(Teks Sumber):

Pembangunan ibu kota negara (IKN) baru di Kalimantan Timur adalah langkah monumental bagi Indonesia. Relokasi ibu kota dari Jakarta, yang telah menjasi pusat pemerintah selama lebih 400 tahun, bukan hanya sebuah perpindahan geografis, tetapi juga tantangan besar yang melibatkan berbagai macam aspek seperti, aspek sosial, ekonomi, dan juga lingkungan. Disini kita akan membahas rencana relokasi yang efektif untuk memastikan transisi yang mulus.
Kota Jakarta telah lama dikenal sebagai salah satu kota dengan kepadatan penduduk tertinggi di dunia dengan lebih dari 10 juta penduduk dalam area metropolitan yang lebih luas. Kota ini sering mengalami berbagai masalah, termasuk kemacetan jalan, polusi, dan juga resiko banjir akibat banyak gedung pencakar langit yang tidak memberi ruang untuk daya tampung curah hujan. Relokasi dari Jakarta ke ibu kota negara memiliki beberapa rencananya antara lain pemetaan sumber daya alam, keterlibatan masyarakat dalam proses perencanaan penting, pembangunan infrastruktur, pelindungan lingkungan, dan pengembangan ekonomi lokal. Relokasi tersebut berpotensi memunculkan persoalan, misalnya kepentingan masyarakat Kalimantan Timur mungkin akan terancam dengan perubahan ini. Selain itu, biaya dan anggaran yang dibutuhkan sangat besar, kesiapan infrastruktur yang membutuhkan waktu yang lama, dan risiko lingkungan yang berpotensi merusak ekosistem yang ada.
Masalah-masalah tersebut memerlukan perhatian yang serius agar proses relokasi dan pembangunan IKN dapat berjalan dengan baik.

(Uraian Tugas):
Sunting teks tentang relokasi ibu kota, mulai dari "Pembangunan ibu kota" sampai dengan "transisi yang mulus.", dengan mengganti "langkah monumental" menjadi "langkah bersejarah". Materi yang disajikan sesudah ini berdiri sendiri dan terpisah dari teks tentang relokasi ibu kota.

Butir data tersimpan
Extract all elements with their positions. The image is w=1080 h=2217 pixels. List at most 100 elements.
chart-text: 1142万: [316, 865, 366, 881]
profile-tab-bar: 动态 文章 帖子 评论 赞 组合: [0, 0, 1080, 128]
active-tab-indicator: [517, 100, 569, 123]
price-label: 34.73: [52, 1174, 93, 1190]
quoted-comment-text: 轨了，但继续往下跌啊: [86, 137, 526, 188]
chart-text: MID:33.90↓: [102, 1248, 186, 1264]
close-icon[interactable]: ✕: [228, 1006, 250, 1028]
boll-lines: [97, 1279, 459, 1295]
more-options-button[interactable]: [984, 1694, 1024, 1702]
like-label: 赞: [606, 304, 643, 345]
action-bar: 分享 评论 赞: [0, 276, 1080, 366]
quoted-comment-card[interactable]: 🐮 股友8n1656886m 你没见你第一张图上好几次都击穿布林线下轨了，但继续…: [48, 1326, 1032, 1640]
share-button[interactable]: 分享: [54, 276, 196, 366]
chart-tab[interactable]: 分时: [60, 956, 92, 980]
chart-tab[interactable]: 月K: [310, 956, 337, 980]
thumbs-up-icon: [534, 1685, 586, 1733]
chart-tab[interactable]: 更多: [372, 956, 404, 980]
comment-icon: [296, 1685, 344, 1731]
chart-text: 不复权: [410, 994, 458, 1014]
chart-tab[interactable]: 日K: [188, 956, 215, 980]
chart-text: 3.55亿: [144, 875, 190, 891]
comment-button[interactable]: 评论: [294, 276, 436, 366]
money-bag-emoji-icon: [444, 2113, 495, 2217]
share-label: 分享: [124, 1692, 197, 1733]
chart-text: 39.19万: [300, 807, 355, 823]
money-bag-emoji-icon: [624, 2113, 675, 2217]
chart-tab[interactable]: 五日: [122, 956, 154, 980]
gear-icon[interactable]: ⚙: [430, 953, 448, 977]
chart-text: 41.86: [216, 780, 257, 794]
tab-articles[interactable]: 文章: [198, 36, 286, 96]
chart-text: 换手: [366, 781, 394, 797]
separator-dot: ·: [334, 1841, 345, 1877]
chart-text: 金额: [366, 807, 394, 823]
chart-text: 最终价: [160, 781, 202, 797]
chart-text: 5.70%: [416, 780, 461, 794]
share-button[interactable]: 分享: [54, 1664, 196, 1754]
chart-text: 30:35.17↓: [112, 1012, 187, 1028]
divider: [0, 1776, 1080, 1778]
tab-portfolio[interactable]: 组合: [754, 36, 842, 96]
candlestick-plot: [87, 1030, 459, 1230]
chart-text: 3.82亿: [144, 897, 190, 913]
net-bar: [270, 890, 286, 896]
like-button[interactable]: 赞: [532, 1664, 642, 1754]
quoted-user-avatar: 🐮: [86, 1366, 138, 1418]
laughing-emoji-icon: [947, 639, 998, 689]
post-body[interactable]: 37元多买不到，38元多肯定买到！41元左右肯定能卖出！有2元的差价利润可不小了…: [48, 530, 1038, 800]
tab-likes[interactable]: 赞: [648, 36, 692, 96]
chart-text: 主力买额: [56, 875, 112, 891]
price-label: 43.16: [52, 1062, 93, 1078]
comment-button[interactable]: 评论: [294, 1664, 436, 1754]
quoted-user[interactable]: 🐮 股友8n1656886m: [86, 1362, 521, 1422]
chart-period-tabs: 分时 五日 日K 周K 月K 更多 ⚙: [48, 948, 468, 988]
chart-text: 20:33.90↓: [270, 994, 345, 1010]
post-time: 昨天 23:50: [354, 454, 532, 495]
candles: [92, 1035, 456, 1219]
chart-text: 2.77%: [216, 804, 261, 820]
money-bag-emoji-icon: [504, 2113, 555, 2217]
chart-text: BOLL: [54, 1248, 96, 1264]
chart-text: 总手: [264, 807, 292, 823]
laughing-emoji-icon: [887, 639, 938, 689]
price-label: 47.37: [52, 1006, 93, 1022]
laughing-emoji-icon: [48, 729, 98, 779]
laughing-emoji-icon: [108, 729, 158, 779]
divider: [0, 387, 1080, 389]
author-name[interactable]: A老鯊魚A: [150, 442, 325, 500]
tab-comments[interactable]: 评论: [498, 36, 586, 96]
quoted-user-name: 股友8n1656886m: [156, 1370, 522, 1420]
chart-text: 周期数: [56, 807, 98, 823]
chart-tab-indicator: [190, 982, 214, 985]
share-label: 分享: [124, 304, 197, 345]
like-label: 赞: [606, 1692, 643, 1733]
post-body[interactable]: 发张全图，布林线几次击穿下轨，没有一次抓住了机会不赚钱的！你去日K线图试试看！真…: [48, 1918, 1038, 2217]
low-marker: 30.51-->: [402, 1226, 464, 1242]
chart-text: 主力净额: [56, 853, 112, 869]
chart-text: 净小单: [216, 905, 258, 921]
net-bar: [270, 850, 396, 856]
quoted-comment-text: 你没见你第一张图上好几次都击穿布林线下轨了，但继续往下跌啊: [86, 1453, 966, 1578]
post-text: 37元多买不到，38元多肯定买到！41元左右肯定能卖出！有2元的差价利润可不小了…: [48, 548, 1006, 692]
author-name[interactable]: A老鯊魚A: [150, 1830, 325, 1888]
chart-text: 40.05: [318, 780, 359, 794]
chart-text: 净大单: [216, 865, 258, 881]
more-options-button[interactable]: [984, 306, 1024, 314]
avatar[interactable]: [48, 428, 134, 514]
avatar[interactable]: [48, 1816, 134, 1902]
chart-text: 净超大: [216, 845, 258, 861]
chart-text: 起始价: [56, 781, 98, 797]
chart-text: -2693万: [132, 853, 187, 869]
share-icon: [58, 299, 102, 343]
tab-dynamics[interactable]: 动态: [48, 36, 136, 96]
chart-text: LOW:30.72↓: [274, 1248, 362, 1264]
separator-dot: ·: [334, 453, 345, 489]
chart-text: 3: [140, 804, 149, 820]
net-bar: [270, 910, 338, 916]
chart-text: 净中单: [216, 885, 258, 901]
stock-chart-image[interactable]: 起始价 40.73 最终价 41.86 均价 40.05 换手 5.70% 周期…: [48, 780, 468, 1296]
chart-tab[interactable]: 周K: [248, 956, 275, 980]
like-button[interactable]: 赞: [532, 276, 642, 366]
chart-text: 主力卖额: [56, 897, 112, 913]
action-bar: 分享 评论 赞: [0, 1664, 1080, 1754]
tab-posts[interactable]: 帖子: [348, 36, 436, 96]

(Jawaban Tugas):
Pembangunan ibu kota negara (IKN) baru di Kalimantan Timur adalah langkah bersejarah bagi Indonesia. Relokasi ibu kota dari Jakarta, yang telah menjasi pusat pemerintah selama lebih 400 tahun, bukan hanya sebuah perpindahan geografis, tetapi juga tantangan besar yang melibatkan berbagai macam aspek seperti, aspek sosial, ekonomi, dan juga lingkungan. Disini kita akan membahas rencana relokasi yang efektif untuk memastikan transisi yang mulus.